— Begin Passage given —

Case in point:  “American Hookers,” a classic from their Radio Angel and Robot Beat album. Piercing through the songs' pouncing distortion, von Rabbit chanted the chorus “Everybody's hooked now…everybody's hooked now…everybody's hooked,” as the front row crowd dutifully tracked her every move.

Switching between guitars, basses and keys, Rutherford and von Rabbit didn't man one instrument for too long, which tended to slow down the show in some parts where awkward silences could have been easily erased with some decent stage banter or even some ringing distortion. However, shards of silence in the middle the song “Lost in Place,” off their 2004 debut, Music to Start a Cult To, were a great complment to their smoldering, trip hop echoes. Even though it was one of the oldest songs they played, it's still a powerful psychedelic sedative. Rutherford turned in some pretty decent vocal performances alongside von Rabbit on the atmospheric alt-pop of new tracks “Wheels in Motion” and “Rest My Case” that close out their regular set.

After hopping off stage for less than a few minutes, the band returned,
relieving a few groaning fans and drunken cat calls for an encore.

— End Passage given —

Exercise A:
In the entries, copy out verbatim everything from the line containing "center-point — [153, 128, 164, 139]" down to the line containing "orange-circle-point — [162, 211, 173, 222]", with both of those lines included.

— Begin Raw records —

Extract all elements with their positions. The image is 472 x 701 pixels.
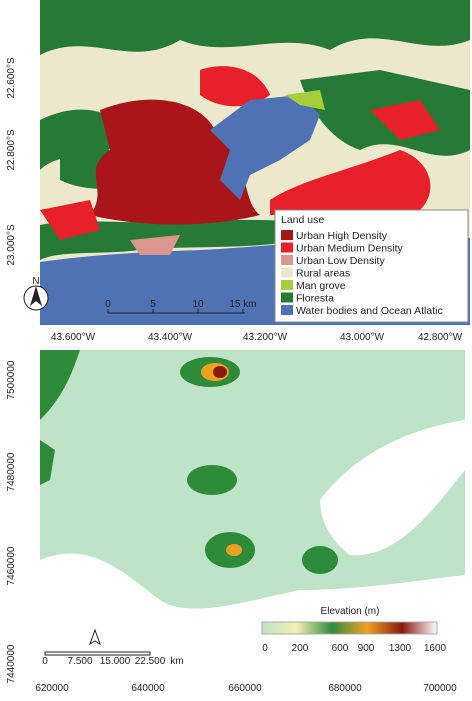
- easting-label: 660000: [228, 683, 262, 694]
- scale-label: 7.500: [67, 656, 92, 667]
- legend-label: Rural areas: [296, 268, 350, 280]
- legend-swatch: [281, 292, 293, 303]
- legend-swatch: [281, 230, 293, 240]
- lon-label: 43.200°W: [243, 332, 288, 343]
- lon-label: 43.400°W: [148, 332, 193, 343]
- lat-label: 22.800°S: [6, 129, 17, 171]
- legend-swatch: [281, 255, 293, 265]
- lon-label: 43.000°W: [340, 332, 385, 343]
- lon-label: 43.600°W: [51, 332, 96, 343]
- elevation-tick: 200: [292, 643, 309, 654]
- legend-label: Urban High Density: [296, 230, 388, 242]
- scale-label: 0: [105, 299, 111, 310]
- northing-label: 7480000: [6, 452, 17, 491]
- elevation-tick: 0: [262, 643, 268, 654]
- legend-swatch: [281, 242, 293, 253]
- legend-label: Floresta: [296, 293, 334, 305]
- scale-label: 0: [42, 656, 48, 667]
- scale-label: 5: [150, 299, 156, 310]
- easting-label: 640000: [131, 683, 165, 694]
- lon-label: 42.800°W: [418, 332, 463, 343]
- easting-label: 680000: [328, 683, 362, 694]
- north-label: N: [32, 276, 39, 287]
- elevation-tick: 900: [358, 643, 375, 654]
- legend-label: Urban Low Density: [296, 255, 385, 267]
- easting-label: 620000: [35, 683, 69, 694]
- scale-label: km: [170, 656, 183, 667]
- northing-label: 7440000: [6, 644, 17, 683]
- legend-swatch: [281, 305, 293, 315]
- scale-bar: [44, 628, 151, 656]
- northing-label: 7500000: [6, 360, 17, 399]
- legend-label: Water bodies and Ocean Atlatic: [296, 305, 443, 317]
- scale-label: 15.000: [100, 656, 131, 667]
- lat-label: 23.000°S: [6, 224, 17, 266]
- legend-label: Urban Medium Density: [296, 243, 404, 255]
- northing-label: 7460000: [6, 546, 17, 585]
- elevation-legend: Elevation (m) 0 200 600 900 1300 1600: [258, 604, 463, 660]
- legend-swatch: [281, 267, 293, 278]
- scale-label: 22.500: [135, 656, 166, 667]
- legend-label: Man grove: [296, 280, 346, 292]
- scale-label: 15 km: [229, 299, 256, 310]
- legend-title: Land use: [281, 214, 324, 226]
- north-arrow: N: [23, 276, 49, 311]
- easting-label: 700000: [423, 683, 457, 694]
- scale-label: 10: [192, 299, 204, 310]
- elevation-tick: 1300: [389, 643, 412, 654]
- legend-title: Elevation (m): [321, 606, 380, 617]
- elevation-tick: 1600: [424, 643, 447, 654]
- legend-swatch: [281, 280, 293, 290]
- lat-label: 22.600°S: [6, 57, 17, 99]
- elevation-tick: 600: [332, 643, 349, 654]
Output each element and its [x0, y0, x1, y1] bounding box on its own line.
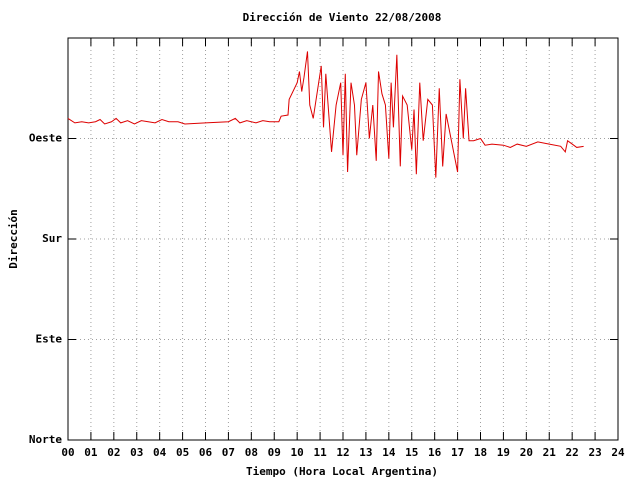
- x-tick-label: 22: [566, 446, 579, 459]
- x-tick-label: 13: [359, 446, 372, 459]
- y-axis-label: Dirección: [7, 209, 20, 269]
- y-tick-label: Sur: [42, 232, 62, 245]
- x-tick-label: 18: [474, 446, 487, 459]
- x-tick-label: 04: [153, 446, 167, 459]
- x-tick-label: 17: [451, 446, 464, 459]
- y-tick-label: Este: [36, 333, 63, 346]
- x-tick-label: 00: [61, 446, 74, 459]
- y-tick-label: Norte: [29, 433, 62, 446]
- x-tick-label: 19: [497, 446, 510, 459]
- x-tick-label: 07: [222, 446, 235, 459]
- x-tick-label: 12: [336, 446, 349, 459]
- x-tick-label: 21: [543, 446, 557, 459]
- x-tick-label: 14: [382, 446, 396, 459]
- x-tick-label: 09: [268, 446, 281, 459]
- chart-title: Dirección de Viento 22/08/2008: [243, 11, 442, 24]
- x-tick-label: 06: [199, 446, 213, 459]
- x-tick-label: 15: [405, 446, 418, 459]
- x-tick-label: 08: [245, 446, 258, 459]
- x-tick-label: 20: [520, 446, 533, 459]
- x-tick-label: 02: [107, 446, 120, 459]
- data-line: [67, 51, 584, 178]
- x-tick-label: 10: [291, 446, 304, 459]
- x-tick-label: 23: [588, 446, 601, 459]
- x-tick-label: 01: [84, 446, 98, 459]
- x-tick-label: 16: [428, 446, 442, 459]
- x-tick-label: 11: [313, 446, 327, 459]
- x-tick-label: 03: [130, 446, 143, 459]
- x-tick-label: 05: [176, 446, 189, 459]
- x-tick-label: 24: [611, 446, 625, 459]
- plot-frame: [67, 37, 619, 441]
- y-tick-label: Oeste: [29, 132, 62, 145]
- x-axis-label: Tiempo (Hora Local Argentina): [246, 465, 438, 478]
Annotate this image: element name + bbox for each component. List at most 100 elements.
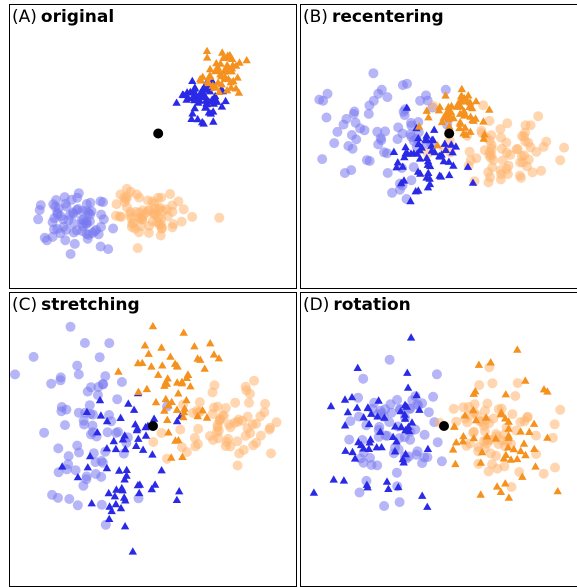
center-point — [153, 128, 164, 139]
blue-triangle-point — [365, 438, 374, 446]
blue-triangle-point — [197, 92, 206, 100]
blue-triangle-point — [441, 145, 450, 153]
orange-triangle-point — [202, 46, 212, 54]
orange-triangle-point — [452, 438, 461, 446]
orange-circle-point — [555, 404, 566, 415]
orange-circle-point — [154, 219, 165, 230]
blue-triangle-point — [389, 147, 399, 155]
orange-circle-point — [162, 211, 173, 222]
orange-triangle-point — [471, 114, 480, 122]
blue-triangle-point — [193, 114, 202, 123]
blue-circle-point — [96, 499, 107, 510]
panel-recentering: (B) recentering — [300, 4, 577, 289]
blue-circle-point — [74, 447, 84, 458]
blue-circle-point — [79, 419, 90, 430]
blue-circle-point — [332, 126, 343, 137]
orange-triangle-point — [234, 88, 244, 96]
blue-triangle-point — [352, 403, 362, 411]
orange-circle-point — [175, 424, 186, 435]
orange-triangle-point — [142, 384, 152, 393]
blue-circle-point — [406, 175, 417, 186]
blue-triangle-point — [188, 76, 197, 84]
orange-triangle-point — [447, 101, 456, 110]
blue-triangle-point — [190, 83, 200, 91]
blue-circle-point — [386, 407, 397, 418]
orange-triangle-point — [161, 394, 170, 403]
scatter-plot — [309, 333, 566, 511]
blue-triangle-point — [423, 160, 432, 168]
orange-triangle-point — [460, 123, 470, 131]
blue-triangle-point — [374, 396, 383, 404]
blue-triangle-point — [409, 149, 418, 157]
blue-triangle-point — [384, 484, 393, 492]
orange-circle-point — [167, 222, 178, 233]
blue-triangle-point — [202, 100, 211, 108]
blue-triangle-point — [116, 413, 125, 421]
orange-circle-point — [137, 214, 148, 225]
orange-triangle-point — [491, 434, 500, 442]
orange-triangle-point — [206, 339, 215, 347]
orange-triangle-point — [216, 70, 225, 78]
blue-circle-point — [52, 207, 63, 218]
orange-circle-point — [189, 432, 200, 443]
blue-triangle-point — [134, 434, 143, 442]
orange-triangle-point — [219, 53, 228, 61]
blue-triangle-point — [348, 447, 357, 456]
blue-triangle-point — [407, 418, 417, 426]
orange-triangle-point — [233, 73, 242, 81]
blue-triangle-point — [58, 462, 67, 470]
blue-triangle-point — [111, 499, 121, 508]
panel-name: recentering — [331, 7, 444, 27]
orange-triangle-point — [148, 321, 158, 330]
orange-triangle-point — [471, 97, 481, 105]
orange-circle-point — [483, 466, 494, 477]
panel-name: original — [40, 7, 115, 27]
blue-triangle-point — [172, 416, 182, 425]
orange-triangle-point — [154, 370, 163, 378]
orange-triangle-point — [459, 129, 468, 137]
blue-triangle-point — [340, 395, 350, 403]
orange-triangle-point — [460, 94, 469, 102]
orange-circle-point — [502, 118, 513, 129]
blue-triangle-point — [133, 481, 143, 489]
orange-circle-point — [126, 213, 137, 224]
orange-circle-point — [187, 211, 198, 222]
blue-circle-point — [419, 429, 430, 440]
blue-circle-point — [53, 467, 64, 478]
orange-triangle-point — [151, 397, 161, 406]
blue-triangle-point — [221, 96, 230, 105]
blue-triangle-point — [172, 98, 181, 106]
orange-triangle-point — [482, 432, 492, 440]
orange-triangle-point — [485, 105, 494, 113]
orange-triangle-point — [476, 458, 485, 466]
orange-circle-point — [497, 155, 508, 166]
orange-circle-point — [536, 165, 547, 176]
orange-triangle-point — [448, 445, 458, 453]
blue-triangle-point — [179, 90, 188, 99]
blue-triangle-point — [430, 125, 439, 133]
orange-triangle-point — [134, 387, 143, 395]
blue-circle-point — [428, 391, 439, 402]
orange-triangle-point — [504, 424, 513, 432]
blue-circle-point — [372, 460, 383, 471]
orange-circle-point — [232, 436, 243, 447]
blue-circle-point — [111, 427, 122, 438]
orange-circle-point — [462, 417, 473, 428]
blue-triangle-point — [120, 522, 130, 530]
orange-triangle-point — [469, 405, 478, 414]
blue-circle-point — [72, 500, 83, 511]
scatter-plot — [33, 46, 251, 259]
orange-circle-point — [142, 195, 153, 206]
orange-circle-point — [193, 423, 204, 434]
blue-triangle-point — [110, 492, 120, 500]
orange-triangle-point — [174, 436, 183, 444]
orange-triangle-point — [477, 447, 487, 456]
orange-circle-point — [245, 428, 256, 439]
blue-triangle-point — [415, 405, 424, 413]
blue-circle-point — [39, 232, 50, 243]
blue-triangle-point — [424, 168, 433, 176]
blue-triangle-point — [401, 425, 410, 434]
orange-triangle-point — [218, 48, 227, 56]
blue-circle-point — [373, 88, 384, 99]
blue-circle-point — [338, 119, 349, 130]
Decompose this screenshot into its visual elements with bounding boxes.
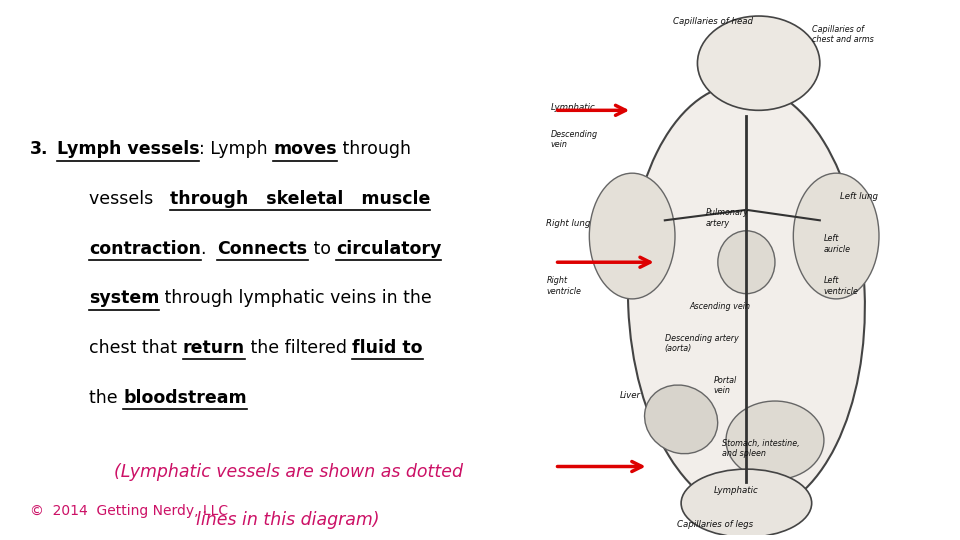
Text: Lymphatic: Lymphatic (713, 485, 758, 495)
Text: Right lung: Right lung (546, 219, 590, 227)
Text: Lymph vessels: Lymph vessels (57, 140, 199, 158)
Text: contraction: contraction (89, 240, 201, 258)
Ellipse shape (628, 84, 865, 514)
Text: Left
ventricle: Left ventricle (824, 276, 859, 296)
Text: Left
auricle: Left auricle (824, 234, 851, 254)
Text: Descending
vein: Descending vein (550, 130, 598, 149)
Text: : Lymph: : Lymph (199, 140, 274, 158)
Text: vessels: vessels (89, 190, 170, 208)
Text: lines in this diagram): lines in this diagram) (196, 510, 380, 529)
Text: Pulmonary
artery: Pulmonary artery (706, 208, 749, 227)
Text: the filtered: the filtered (245, 339, 352, 357)
Text: chest that: chest that (89, 339, 182, 357)
Text: through   skeletal   muscle: through skeletal muscle (170, 190, 430, 208)
Text: .: . (201, 240, 218, 258)
Ellipse shape (697, 16, 820, 110)
Ellipse shape (644, 385, 718, 454)
Text: Capillaries of
chest and arms: Capillaries of chest and arms (812, 25, 874, 44)
Text: ©  2014  Getting Nerdy, LLC: © 2014 Getting Nerdy, LLC (30, 504, 228, 518)
Text: the: the (89, 389, 123, 407)
Text: Capillaries of legs: Capillaries of legs (677, 519, 754, 529)
Text: Stomach, intestine,
and spleen: Stomach, intestine, and spleen (722, 438, 800, 458)
Text: Ascending vein: Ascending vein (689, 302, 751, 312)
Text: moves: moves (274, 140, 337, 158)
Text: return: return (182, 339, 245, 357)
Text: Lymphatic: Lymphatic (550, 103, 595, 112)
Text: to: to (307, 240, 336, 258)
Text: bloodstream: bloodstream (123, 389, 247, 407)
Ellipse shape (793, 173, 879, 299)
Ellipse shape (726, 401, 824, 480)
Text: through lymphatic veins in the: through lymphatic veins in the (159, 289, 432, 307)
Ellipse shape (718, 231, 775, 294)
Text: Connects: Connects (218, 240, 307, 258)
Text: through: through (337, 140, 411, 158)
Text: fluid to: fluid to (352, 339, 422, 357)
Text: circulatory: circulatory (336, 240, 442, 258)
Text: Portal
vein: Portal vein (713, 376, 737, 395)
Ellipse shape (589, 173, 675, 299)
Ellipse shape (682, 469, 811, 537)
Text: (Lymphatic vessels are shown as dotted: (Lymphatic vessels are shown as dotted (113, 463, 463, 481)
Text: Capillaries of head: Capillaries of head (673, 17, 753, 26)
Text: Right
ventricle: Right ventricle (546, 276, 582, 296)
Text: Left lung: Left lung (840, 192, 878, 201)
Text: Descending artery
(aorta): Descending artery (aorta) (664, 334, 738, 353)
Text: 3.: 3. (30, 140, 48, 158)
Text: Liver: Liver (620, 392, 641, 401)
Text: system: system (89, 289, 159, 307)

— End Raw records —

Exercise B:
Answer these questions about the concert review:
(i) On which album does "American Hookers" appear?
(ii) What was the title of the band's 2004 debut, which contains "Lost in Place"?
(iii) Which two new tracks close out the band's regular set?

Reply A:
center-point — [153, 128, 164, 139]
blue-triangle-point — [365, 438, 374, 446]
blue-triangle-point — [197, 92, 206, 100]
blue-triangle-point — [441, 145, 450, 153]
orange-triangle-point — [202, 46, 212, 54]
orange-triangle-point — [452, 438, 461, 446]
orange-circle-point — [555, 404, 566, 415]
orange-circle-point — [154, 219, 165, 230]
blue-triangle-point — [389, 147, 399, 155]
orange-circle-point — [162, 211, 173, 222]

Reply B:
(i) Radio Angel and Robot Beat
(ii) Music to Start a Cult To
(iii) "Wheels in Motion" and "Rest My Case"